*** Data to use

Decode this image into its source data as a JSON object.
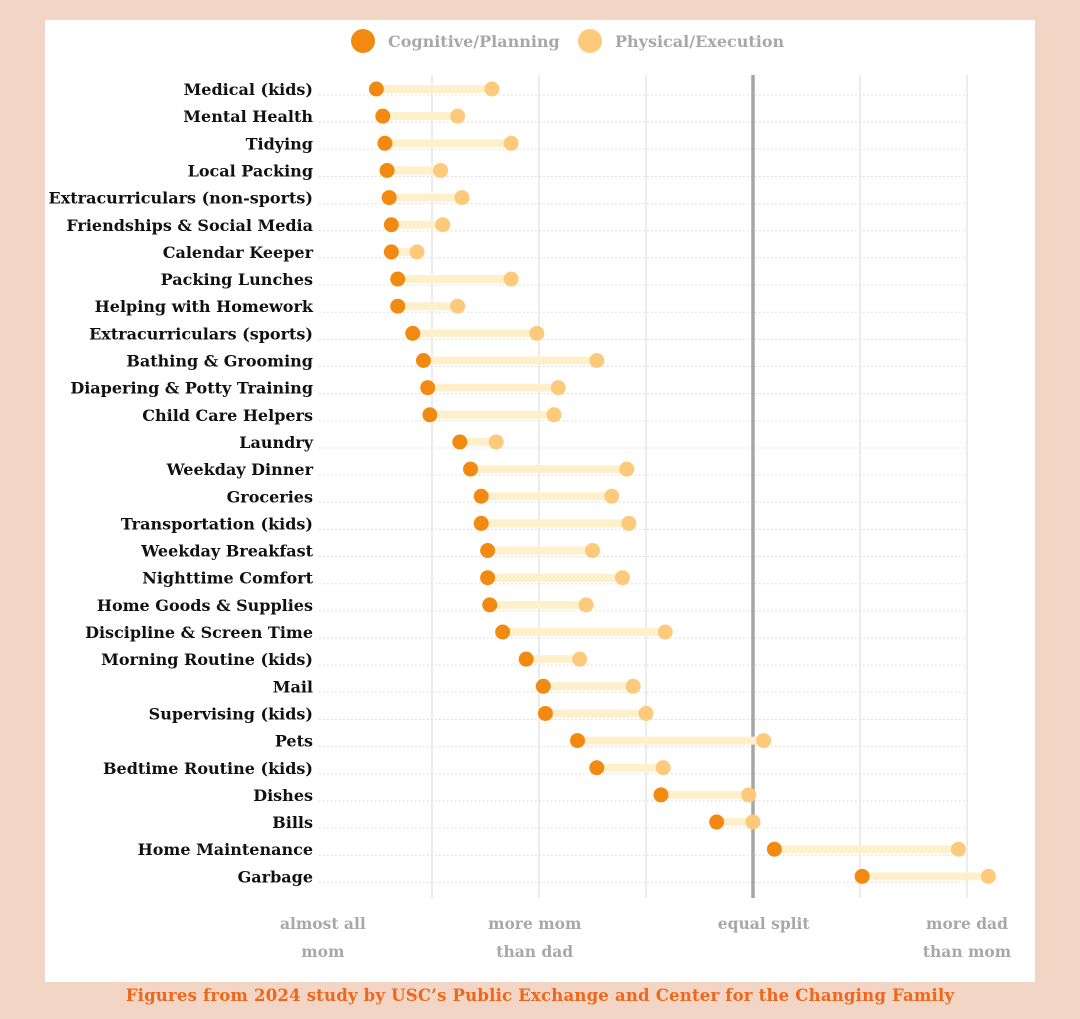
{
  "legend": {
    "cognitive": "Cognitive/Planning",
    "physical": "Physical/Execution"
  },
  "source": "Figures from 2024 study by USC’s Public Exchange and Center for the Changing Family",
  "colors": {
    "cognitive": "#f28a12",
    "physical": "#fdc97a",
    "connector": "#fff0cc",
    "equal_line": "#a6a6a6",
    "background": "#f2d5c4",
    "caption": "#f0661b"
  },
  "chart_data": {
    "type": "dumbbell",
    "xlim": [
      0,
      4.3
    ],
    "x_gridlines": [
      0.5,
      1.0,
      1.5,
      2.5,
      3.0
    ],
    "equal_split": 2.0,
    "x_tick_labels": [
      {
        "x": -0.01,
        "line1": "almost all",
        "line2": "mom"
      },
      {
        "x": 0.98,
        "line1": "more mom",
        "line2": "than dad"
      },
      {
        "x": 2.05,
        "line1": "equal split",
        "line2": ""
      },
      {
        "x": 3.0,
        "line1": "more dad",
        "line2": "than mom"
      }
    ],
    "series": [
      {
        "name": "Cognitive/Planning",
        "key": "cognitive"
      },
      {
        "name": "Physical/Execution",
        "key": "physical"
      }
    ],
    "categories": [
      "Medical (kids)",
      "Mental Health",
      "Tidying",
      "Local Packing",
      "Extracurriculars (non-sports)",
      "Friendships & Social Media",
      "Calendar Keeper",
      "Packing Lunches",
      "Helping with Homework",
      "Extracurriculars (sports)",
      "Bathing & Grooming",
      "Diapering & Potty Training",
      "Child Care Helpers",
      "Laundry",
      "Weekday Dinner",
      "Groceries",
      "Transportation (kids)",
      "Weekday Breakfast",
      "Nighttime Comfort",
      "Home Goods & Supplies",
      "Discipline & Screen Time",
      "Morning Routine (kids)",
      "Mail",
      "Supervising (kids)",
      "Pets",
      "Bedtime Routine (kids)",
      "Dishes",
      "Bills",
      "Home Maintenance",
      "Garbage"
    ],
    "cognitive": [
      0.24,
      0.27,
      0.28,
      0.29,
      0.3,
      0.31,
      0.31,
      0.34,
      0.34,
      0.41,
      0.46,
      0.48,
      0.49,
      0.63,
      0.68,
      0.73,
      0.73,
      0.76,
      0.76,
      0.77,
      0.83,
      0.94,
      1.02,
      1.03,
      1.18,
      1.27,
      1.57,
      1.83,
      2.1,
      2.51
    ],
    "physical": [
      0.78,
      0.62,
      0.87,
      0.54,
      0.64,
      0.55,
      0.43,
      0.87,
      0.62,
      0.99,
      1.27,
      1.09,
      1.07,
      0.8,
      1.41,
      1.34,
      1.42,
      1.25,
      1.39,
      1.22,
      1.59,
      1.19,
      1.44,
      1.5,
      2.05,
      1.58,
      1.98,
      2.0,
      2.96,
      3.1
    ]
  }
}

******

What is asked:
Reproduce each entry precisely. Leave the pictures out.

Exercise result:
Decode this image into its source data as a JSON object.
{
  "legend": {
    "cognitive": "Cognitive/Planning",
    "physical": "Physical/Execution"
  },
  "source": "Figures from 2024 study by USC’s Public Exchange and Center for the Changing Family",
  "colors": {
    "cognitive": "#f28a12",
    "physical": "#fdc97a",
    "connector": "#fff0cc",
    "equal_line": "#a6a6a6",
    "background": "#f2d5c4",
    "caption": "#f0661b"
  },
  "chart_data": {
    "type": "dumbbell",
    "xlim": [
      0,
      4.3
    ],
    "x_gridlines": [
      0.5,
      1.0,
      1.5,
      2.5,
      3.0
    ],
    "equal_split": 2.0,
    "x_tick_labels": [
      {
        "x": -0.01,
        "line1": "almost all",
        "line2": "mom"
      },
      {
        "x": 0.98,
        "line1": "more mom",
        "line2": "than dad"
      },
      {
        "x": 2.05,
        "line1": "equal split",
        "line2": ""
      },
      {
        "x": 3.0,
        "line1": "more dad",
        "line2": "than mom"
      }
    ],
    "series": [
      {
        "name": "Cognitive/Planning",
        "key": "cognitive"
      },
      {
        "name": "Physical/Execution",
        "key": "physical"
      }
    ],
    "categories": [
      "Medical (kids)",
      "Mental Health",
      "Tidying",
      "Local Packing",
      "Extracurriculars (non-sports)",
      "Friendships & Social Media",
      "Calendar Keeper",
      "Packing Lunches",
      "Helping with Homework",
      "Extracurriculars (sports)",
      "Bathing & Grooming",
      "Diapering & Potty Training",
      "Child Care Helpers",
      "Laundry",
      "Weekday Dinner",
      "Groceries",
      "Transportation (kids)",
      "Weekday Breakfast",
      "Nighttime Comfort",
      "Home Goods & Supplies",
      "Discipline & Screen Time",
      "Morning Routine (kids)",
      "Mail",
      "Supervising (kids)",
      "Pets",
      "Bedtime Routine (kids)",
      "Dishes",
      "Bills",
      "Home Maintenance",
      "Garbage"
    ],
    "cognitive": [
      0.24,
      0.27,
      0.28,
      0.29,
      0.3,
      0.31,
      0.31,
      0.34,
      0.34,
      0.41,
      0.46,
      0.48,
      0.49,
      0.63,
      0.68,
      0.73,
      0.73,
      0.76,
      0.76,
      0.77,
      0.83,
      0.94,
      1.02,
      1.03,
      1.18,
      1.27,
      1.57,
      1.83,
      2.1,
      2.51
    ],
    "physical": [
      0.78,
      0.62,
      0.87,
      0.54,
      0.64,
      0.55,
      0.43,
      0.87,
      0.62,
      0.99,
      1.27,
      1.09,
      1.07,
      0.8,
      1.41,
      1.34,
      1.42,
      1.25,
      1.39,
      1.22,
      1.59,
      1.19,
      1.44,
      1.5,
      2.05,
      1.58,
      1.98,
      2.0,
      2.96,
      3.1
    ]
  }
}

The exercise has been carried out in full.